§ **Work to do**:
Only the number is wanted: how many lines contain "What"?
[Start of Raw records]
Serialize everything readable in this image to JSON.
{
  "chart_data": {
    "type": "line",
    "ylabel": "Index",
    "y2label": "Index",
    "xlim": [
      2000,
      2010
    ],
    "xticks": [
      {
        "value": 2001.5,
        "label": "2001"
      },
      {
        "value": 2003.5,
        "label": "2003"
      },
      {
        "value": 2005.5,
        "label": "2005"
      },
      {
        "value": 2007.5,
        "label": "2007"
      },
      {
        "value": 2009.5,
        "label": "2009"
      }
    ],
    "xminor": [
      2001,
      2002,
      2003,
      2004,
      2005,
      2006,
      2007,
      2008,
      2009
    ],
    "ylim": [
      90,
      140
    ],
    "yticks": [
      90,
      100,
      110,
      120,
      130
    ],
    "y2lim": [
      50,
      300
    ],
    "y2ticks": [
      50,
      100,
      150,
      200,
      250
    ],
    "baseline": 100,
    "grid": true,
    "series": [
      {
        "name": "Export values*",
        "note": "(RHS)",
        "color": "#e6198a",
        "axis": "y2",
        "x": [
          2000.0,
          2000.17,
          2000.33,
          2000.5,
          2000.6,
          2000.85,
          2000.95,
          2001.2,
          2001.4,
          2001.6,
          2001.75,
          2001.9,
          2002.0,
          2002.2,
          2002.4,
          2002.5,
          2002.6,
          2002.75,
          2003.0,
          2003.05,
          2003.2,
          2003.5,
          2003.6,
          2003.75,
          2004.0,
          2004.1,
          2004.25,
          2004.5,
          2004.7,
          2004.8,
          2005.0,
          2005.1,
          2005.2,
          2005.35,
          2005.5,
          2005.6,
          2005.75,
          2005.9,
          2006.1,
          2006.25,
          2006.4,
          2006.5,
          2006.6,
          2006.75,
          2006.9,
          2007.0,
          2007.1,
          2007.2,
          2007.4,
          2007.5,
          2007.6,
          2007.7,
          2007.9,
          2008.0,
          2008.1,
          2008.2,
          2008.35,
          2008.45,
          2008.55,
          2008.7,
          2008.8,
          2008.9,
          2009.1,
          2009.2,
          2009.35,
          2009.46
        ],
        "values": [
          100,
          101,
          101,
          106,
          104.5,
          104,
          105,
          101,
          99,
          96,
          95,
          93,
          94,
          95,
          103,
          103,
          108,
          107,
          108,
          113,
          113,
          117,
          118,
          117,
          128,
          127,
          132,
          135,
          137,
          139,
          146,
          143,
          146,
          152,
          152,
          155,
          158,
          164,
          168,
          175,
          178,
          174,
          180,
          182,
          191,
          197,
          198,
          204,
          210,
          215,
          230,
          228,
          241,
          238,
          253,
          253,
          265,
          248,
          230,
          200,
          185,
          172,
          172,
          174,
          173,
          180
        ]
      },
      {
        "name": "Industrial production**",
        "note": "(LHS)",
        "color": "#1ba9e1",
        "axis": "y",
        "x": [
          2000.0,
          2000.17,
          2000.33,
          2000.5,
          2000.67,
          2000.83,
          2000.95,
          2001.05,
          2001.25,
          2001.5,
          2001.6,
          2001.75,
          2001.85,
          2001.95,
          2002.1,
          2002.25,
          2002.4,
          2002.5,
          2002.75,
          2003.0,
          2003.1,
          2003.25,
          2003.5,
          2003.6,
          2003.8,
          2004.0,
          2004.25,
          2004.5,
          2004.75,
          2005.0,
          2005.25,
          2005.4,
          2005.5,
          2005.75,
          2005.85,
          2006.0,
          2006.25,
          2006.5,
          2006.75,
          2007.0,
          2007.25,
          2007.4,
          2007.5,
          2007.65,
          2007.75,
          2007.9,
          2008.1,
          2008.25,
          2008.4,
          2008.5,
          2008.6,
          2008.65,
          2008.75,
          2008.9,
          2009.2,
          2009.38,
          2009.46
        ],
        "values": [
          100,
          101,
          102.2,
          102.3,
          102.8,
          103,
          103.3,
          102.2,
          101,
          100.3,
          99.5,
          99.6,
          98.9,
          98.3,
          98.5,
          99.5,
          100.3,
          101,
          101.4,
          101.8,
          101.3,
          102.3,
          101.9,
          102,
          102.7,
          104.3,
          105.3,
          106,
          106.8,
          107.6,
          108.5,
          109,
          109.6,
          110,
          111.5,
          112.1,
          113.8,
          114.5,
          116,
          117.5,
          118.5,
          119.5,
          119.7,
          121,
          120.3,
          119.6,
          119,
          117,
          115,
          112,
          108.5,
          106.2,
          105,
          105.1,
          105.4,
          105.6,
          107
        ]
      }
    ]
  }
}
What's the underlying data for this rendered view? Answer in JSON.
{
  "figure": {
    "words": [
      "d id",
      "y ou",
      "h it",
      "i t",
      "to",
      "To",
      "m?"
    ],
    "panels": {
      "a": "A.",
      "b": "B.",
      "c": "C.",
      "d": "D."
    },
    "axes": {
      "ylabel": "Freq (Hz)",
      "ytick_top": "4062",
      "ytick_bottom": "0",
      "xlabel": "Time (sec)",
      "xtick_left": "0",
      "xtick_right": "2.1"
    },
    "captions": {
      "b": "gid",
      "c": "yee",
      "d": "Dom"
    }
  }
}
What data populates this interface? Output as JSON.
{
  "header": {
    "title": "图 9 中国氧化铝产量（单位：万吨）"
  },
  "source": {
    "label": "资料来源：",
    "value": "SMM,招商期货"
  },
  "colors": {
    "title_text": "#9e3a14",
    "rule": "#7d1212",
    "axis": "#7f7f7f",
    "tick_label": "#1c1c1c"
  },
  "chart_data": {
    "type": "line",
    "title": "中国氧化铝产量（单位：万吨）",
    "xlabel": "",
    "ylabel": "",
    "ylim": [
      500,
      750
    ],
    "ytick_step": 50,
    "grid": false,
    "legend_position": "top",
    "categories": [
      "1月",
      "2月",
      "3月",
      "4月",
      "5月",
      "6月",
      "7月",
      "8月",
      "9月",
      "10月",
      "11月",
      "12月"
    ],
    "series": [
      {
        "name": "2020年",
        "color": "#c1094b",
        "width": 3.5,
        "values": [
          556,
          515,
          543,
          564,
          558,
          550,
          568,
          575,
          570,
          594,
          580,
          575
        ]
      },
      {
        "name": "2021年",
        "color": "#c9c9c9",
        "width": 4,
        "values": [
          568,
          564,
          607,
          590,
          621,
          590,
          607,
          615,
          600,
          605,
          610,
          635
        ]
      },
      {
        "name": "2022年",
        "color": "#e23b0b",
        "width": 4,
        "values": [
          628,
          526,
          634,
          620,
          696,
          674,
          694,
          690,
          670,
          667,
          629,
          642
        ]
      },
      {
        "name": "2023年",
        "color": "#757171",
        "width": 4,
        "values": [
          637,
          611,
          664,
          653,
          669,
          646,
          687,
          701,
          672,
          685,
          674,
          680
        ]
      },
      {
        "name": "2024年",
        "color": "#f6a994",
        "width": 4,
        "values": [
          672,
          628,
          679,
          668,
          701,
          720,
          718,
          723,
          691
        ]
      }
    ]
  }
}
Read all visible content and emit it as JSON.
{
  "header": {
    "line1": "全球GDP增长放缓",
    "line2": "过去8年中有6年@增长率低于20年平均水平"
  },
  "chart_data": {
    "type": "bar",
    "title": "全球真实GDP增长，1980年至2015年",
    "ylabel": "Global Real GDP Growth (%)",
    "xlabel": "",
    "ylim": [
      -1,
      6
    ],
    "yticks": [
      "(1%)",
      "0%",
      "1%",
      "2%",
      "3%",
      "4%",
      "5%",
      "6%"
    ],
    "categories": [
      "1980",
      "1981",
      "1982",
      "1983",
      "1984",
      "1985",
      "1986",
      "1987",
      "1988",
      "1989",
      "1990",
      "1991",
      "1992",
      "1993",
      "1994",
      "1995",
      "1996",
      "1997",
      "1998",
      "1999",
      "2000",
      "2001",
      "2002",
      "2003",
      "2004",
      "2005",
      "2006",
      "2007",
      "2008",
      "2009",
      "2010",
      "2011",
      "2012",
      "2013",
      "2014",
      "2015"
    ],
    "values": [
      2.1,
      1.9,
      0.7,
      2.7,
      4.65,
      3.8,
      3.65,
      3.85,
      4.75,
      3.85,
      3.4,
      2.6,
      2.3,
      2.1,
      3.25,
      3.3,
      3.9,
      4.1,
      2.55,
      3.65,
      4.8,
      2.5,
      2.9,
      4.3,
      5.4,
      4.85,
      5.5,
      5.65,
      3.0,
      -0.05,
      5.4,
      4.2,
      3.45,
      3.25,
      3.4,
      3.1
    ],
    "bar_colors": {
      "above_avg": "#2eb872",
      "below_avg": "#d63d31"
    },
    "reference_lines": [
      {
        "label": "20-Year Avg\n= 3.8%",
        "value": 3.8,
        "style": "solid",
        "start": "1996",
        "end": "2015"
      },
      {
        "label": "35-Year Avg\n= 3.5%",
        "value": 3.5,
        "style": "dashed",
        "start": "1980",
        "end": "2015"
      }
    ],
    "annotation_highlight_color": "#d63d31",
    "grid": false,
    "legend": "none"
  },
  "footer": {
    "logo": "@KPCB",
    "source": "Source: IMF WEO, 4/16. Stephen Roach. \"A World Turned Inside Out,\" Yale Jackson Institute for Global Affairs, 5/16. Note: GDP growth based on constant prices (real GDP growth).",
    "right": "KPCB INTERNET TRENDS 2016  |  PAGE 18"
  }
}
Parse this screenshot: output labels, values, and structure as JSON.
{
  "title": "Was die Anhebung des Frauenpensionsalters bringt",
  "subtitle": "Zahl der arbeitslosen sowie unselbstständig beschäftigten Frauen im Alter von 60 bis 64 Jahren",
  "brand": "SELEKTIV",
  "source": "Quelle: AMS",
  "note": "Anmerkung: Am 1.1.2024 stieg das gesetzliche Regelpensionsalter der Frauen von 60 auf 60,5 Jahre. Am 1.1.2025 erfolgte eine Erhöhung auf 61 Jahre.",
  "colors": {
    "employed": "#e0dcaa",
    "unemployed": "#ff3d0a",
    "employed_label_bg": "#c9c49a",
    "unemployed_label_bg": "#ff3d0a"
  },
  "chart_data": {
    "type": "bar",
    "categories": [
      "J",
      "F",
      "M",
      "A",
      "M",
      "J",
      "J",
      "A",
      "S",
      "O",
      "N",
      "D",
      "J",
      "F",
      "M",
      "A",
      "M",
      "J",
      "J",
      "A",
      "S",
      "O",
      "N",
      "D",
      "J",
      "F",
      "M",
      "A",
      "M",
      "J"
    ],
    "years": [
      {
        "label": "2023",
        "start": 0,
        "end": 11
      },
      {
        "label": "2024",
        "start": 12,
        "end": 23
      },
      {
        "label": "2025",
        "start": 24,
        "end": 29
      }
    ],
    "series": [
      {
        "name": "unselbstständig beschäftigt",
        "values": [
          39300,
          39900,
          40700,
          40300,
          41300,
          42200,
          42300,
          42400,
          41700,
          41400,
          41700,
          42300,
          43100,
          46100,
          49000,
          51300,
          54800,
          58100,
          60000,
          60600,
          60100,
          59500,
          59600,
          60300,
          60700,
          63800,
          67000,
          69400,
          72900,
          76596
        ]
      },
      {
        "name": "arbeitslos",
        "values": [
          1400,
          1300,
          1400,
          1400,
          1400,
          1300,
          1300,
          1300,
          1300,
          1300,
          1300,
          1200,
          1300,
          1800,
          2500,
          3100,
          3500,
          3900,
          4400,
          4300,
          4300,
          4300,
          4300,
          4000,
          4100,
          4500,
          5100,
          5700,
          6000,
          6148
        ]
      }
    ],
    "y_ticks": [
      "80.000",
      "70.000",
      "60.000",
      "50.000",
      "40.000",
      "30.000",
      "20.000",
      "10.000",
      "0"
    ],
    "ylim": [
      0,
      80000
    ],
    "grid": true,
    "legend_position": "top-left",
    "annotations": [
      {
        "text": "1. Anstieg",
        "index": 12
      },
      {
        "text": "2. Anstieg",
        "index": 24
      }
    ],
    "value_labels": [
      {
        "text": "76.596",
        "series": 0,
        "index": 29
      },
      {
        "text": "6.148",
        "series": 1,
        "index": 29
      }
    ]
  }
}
[End of Raw records]
§ **Output below**:
2